• Instructions to follow
Everything in the listing should be restated word for word.

Figure collection entries:
▶

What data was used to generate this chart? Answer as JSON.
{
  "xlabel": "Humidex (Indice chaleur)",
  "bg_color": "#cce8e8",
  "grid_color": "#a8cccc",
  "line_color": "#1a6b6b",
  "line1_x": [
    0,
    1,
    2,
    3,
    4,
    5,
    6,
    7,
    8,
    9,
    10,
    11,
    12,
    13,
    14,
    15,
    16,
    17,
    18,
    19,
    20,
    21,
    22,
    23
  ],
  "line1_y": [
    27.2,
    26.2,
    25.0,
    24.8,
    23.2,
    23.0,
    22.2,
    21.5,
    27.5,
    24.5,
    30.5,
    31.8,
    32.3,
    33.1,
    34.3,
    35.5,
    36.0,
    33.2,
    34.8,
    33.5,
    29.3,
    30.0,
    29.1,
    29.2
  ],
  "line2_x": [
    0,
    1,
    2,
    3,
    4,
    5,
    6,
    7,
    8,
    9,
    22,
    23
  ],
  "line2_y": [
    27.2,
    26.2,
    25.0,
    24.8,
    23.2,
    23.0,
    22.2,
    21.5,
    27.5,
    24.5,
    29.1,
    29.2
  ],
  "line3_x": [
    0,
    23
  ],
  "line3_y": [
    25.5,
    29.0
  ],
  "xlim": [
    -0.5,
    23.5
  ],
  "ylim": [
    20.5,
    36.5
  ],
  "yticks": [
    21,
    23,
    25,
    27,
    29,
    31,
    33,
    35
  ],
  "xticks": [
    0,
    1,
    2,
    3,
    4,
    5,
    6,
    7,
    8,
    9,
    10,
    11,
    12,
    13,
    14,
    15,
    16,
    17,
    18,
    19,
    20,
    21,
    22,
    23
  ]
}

◀

• Answer for the task
What data was used to generate this chart? Answer as JSON.
{
  "xlabel": "Humidex (Indice chaleur)",
  "bg_color": "#cce8e8",
  "grid_color": "#a8cccc",
  "line_color": "#1a6b6b",
  "line1_x": [
    0,
    1,
    2,
    3,
    4,
    5,
    6,
    7,
    8,
    9,
    10,
    11,
    12,
    13,
    14,
    15,
    16,
    17,
    18,
    19,
    20,
    21,
    22,
    23
  ],
  "line1_y": [
    27.2,
    26.2,
    25.0,
    24.8,
    23.2,
    23.0,
    22.2,
    21.5,
    27.5,
    24.5,
    30.5,
    31.8,
    32.3,
    33.1,
    34.3,
    35.5,
    36.0,
    33.2,
    34.8,
    33.5,
    29.3,
    30.0,
    29.1,
    29.2
  ],
  "line2_x": [
    0,
    1,
    2,
    3,
    4,
    5,
    6,
    7,
    8,
    9,
    22,
    23
  ],
  "line2_y": [
    27.2,
    26.2,
    25.0,
    24.8,
    23.2,
    23.0,
    22.2,
    21.5,
    27.5,
    24.5,
    29.1,
    29.2
  ],
  "line3_x": [
    0,
    23
  ],
  "line3_y": [
    25.5,
    29.0
  ],
  "xlim": [
    -0.5,
    23.5
  ],
  "ylim": [
    20.5,
    36.5
  ],
  "yticks": [
    21,
    23,
    25,
    27,
    29,
    31,
    33,
    35
  ],
  "xticks": [
    0,
    1,
    2,
    3,
    4,
    5,
    6,
    7,
    8,
    9,
    10,
    11,
    12,
    13,
    14,
    15,
    16,
    17,
    18,
    19,
    20,
    21,
    22,
    23
  ]
}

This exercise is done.